• _Requirement_: Give only the number of lines that hold the word "brake".

(Saved data entries)
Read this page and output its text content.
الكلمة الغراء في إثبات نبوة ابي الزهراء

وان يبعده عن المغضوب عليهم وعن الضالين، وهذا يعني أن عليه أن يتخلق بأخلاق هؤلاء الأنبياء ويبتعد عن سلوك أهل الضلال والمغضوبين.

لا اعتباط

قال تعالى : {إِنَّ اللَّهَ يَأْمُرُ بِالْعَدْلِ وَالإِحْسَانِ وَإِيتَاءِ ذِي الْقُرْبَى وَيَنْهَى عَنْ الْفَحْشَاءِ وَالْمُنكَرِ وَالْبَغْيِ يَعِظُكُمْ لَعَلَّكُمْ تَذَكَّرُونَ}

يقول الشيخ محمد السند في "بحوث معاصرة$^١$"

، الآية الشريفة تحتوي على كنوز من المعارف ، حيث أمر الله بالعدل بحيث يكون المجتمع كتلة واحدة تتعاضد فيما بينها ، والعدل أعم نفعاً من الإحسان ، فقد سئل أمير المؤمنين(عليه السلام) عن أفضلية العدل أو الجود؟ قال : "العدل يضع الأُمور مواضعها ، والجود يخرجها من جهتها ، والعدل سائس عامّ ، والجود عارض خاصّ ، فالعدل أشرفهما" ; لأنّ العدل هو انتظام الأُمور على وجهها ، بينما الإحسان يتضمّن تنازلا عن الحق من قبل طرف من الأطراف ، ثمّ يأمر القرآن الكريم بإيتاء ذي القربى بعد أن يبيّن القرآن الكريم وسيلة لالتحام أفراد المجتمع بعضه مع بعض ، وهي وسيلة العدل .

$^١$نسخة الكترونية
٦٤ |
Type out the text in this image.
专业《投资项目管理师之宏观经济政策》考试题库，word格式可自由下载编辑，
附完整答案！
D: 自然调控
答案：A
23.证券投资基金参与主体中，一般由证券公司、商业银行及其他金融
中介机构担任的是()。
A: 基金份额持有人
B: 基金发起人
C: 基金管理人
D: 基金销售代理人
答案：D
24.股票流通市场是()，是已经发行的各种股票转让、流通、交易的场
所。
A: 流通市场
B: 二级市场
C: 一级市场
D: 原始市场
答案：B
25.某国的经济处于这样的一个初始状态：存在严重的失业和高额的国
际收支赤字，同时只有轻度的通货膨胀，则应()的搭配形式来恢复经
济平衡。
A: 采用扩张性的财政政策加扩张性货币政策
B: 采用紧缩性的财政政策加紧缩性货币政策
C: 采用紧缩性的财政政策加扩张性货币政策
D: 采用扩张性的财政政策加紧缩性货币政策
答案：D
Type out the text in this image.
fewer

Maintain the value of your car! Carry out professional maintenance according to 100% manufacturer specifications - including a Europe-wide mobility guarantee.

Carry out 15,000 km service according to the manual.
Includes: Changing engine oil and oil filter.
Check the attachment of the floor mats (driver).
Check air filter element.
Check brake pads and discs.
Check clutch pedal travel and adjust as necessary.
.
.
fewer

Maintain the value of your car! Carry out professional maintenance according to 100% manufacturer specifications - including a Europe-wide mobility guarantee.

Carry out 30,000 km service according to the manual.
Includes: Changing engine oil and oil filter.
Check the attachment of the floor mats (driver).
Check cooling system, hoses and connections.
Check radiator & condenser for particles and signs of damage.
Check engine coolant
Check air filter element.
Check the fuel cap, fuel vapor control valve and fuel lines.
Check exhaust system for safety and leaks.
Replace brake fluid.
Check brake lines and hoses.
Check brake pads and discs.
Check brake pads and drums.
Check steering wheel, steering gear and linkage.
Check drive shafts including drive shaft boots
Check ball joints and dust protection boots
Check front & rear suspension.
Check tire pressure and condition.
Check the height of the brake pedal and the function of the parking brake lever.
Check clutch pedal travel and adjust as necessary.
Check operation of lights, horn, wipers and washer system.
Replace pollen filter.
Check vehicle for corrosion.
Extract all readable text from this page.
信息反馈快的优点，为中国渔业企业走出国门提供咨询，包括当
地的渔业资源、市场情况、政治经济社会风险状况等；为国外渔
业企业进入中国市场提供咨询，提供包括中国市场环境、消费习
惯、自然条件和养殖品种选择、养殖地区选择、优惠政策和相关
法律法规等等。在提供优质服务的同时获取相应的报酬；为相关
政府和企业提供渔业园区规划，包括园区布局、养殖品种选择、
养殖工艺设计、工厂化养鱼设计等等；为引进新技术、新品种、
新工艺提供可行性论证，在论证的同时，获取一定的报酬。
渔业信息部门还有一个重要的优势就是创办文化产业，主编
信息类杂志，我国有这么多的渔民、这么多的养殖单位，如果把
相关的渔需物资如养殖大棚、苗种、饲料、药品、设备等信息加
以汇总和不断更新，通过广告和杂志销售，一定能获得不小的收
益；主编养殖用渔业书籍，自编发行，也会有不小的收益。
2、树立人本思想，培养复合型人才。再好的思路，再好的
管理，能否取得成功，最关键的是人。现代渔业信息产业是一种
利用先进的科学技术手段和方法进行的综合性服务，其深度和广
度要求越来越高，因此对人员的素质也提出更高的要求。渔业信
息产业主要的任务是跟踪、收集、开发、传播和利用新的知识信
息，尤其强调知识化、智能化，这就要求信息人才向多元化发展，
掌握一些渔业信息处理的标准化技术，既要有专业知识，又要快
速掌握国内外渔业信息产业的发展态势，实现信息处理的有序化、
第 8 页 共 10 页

• _Answer in full_: 6